Find the lines that hold the word "sectors" and return them.

(Records)
----------
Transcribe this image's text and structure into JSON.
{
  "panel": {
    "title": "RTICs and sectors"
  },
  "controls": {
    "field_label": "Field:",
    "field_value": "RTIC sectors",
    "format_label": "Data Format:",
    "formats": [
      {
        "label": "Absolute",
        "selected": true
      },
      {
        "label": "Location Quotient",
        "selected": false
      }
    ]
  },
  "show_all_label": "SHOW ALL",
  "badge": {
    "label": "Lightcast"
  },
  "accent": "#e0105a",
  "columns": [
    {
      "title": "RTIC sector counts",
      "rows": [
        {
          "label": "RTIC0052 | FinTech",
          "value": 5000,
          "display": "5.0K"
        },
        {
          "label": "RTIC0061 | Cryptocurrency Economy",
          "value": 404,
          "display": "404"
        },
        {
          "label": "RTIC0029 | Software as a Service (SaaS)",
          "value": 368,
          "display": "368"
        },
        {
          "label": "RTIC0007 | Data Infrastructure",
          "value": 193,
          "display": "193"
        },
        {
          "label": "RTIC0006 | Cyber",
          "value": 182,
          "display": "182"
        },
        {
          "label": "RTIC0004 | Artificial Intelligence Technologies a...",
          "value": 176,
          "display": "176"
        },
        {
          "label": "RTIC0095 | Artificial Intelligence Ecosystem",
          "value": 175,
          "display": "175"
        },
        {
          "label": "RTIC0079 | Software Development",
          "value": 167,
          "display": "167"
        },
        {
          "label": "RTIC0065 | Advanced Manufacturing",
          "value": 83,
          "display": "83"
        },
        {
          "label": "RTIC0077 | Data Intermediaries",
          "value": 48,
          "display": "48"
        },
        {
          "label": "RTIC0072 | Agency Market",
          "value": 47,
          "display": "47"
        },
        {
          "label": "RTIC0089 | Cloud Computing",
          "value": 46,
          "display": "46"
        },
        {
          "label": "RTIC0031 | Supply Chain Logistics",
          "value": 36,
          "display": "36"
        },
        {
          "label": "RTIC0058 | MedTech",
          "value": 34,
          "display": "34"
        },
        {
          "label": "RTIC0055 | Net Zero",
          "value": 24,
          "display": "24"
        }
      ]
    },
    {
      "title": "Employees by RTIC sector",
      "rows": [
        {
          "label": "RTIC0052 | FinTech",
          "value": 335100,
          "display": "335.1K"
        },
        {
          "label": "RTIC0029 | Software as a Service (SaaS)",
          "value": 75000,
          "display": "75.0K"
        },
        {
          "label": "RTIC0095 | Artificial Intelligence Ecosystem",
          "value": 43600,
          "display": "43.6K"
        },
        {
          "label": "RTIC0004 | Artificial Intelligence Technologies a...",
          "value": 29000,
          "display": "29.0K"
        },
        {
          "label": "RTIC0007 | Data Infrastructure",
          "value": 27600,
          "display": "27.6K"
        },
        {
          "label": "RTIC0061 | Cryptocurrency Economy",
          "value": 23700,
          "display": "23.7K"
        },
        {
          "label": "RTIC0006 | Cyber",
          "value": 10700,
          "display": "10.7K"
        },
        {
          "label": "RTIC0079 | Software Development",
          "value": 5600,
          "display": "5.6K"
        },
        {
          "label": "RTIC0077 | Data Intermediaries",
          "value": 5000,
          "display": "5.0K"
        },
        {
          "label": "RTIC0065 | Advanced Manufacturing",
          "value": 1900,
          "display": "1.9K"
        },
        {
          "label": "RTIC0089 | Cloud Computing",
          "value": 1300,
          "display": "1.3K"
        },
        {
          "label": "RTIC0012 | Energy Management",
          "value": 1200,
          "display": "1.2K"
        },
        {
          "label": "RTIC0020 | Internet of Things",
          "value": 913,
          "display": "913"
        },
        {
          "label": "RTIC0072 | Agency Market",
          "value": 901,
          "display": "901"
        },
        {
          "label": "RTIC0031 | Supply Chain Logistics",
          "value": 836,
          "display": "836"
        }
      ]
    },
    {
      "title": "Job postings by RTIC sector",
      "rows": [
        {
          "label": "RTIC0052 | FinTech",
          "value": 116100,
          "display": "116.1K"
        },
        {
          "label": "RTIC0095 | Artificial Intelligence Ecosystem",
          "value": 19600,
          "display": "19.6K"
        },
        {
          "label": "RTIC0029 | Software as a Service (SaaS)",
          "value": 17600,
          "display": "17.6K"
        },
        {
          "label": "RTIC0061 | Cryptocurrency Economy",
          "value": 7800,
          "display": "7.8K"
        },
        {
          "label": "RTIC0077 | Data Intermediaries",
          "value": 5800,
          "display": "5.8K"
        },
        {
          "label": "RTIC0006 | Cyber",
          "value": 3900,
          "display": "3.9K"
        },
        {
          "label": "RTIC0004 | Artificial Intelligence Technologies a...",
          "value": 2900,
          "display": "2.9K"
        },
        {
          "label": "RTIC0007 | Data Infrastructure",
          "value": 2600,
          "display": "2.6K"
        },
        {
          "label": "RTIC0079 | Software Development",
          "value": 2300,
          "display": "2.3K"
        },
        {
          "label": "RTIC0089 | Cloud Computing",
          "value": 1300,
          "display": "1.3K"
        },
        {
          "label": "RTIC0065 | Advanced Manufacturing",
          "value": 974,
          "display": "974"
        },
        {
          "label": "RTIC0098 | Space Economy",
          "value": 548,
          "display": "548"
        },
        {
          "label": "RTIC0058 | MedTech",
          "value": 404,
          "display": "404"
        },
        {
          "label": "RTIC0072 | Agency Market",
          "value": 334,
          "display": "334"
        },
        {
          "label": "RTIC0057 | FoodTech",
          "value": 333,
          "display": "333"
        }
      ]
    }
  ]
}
----------
SOLUTION:
    "title": "RTICs and sectors"
    "field_value": "RTIC sectors",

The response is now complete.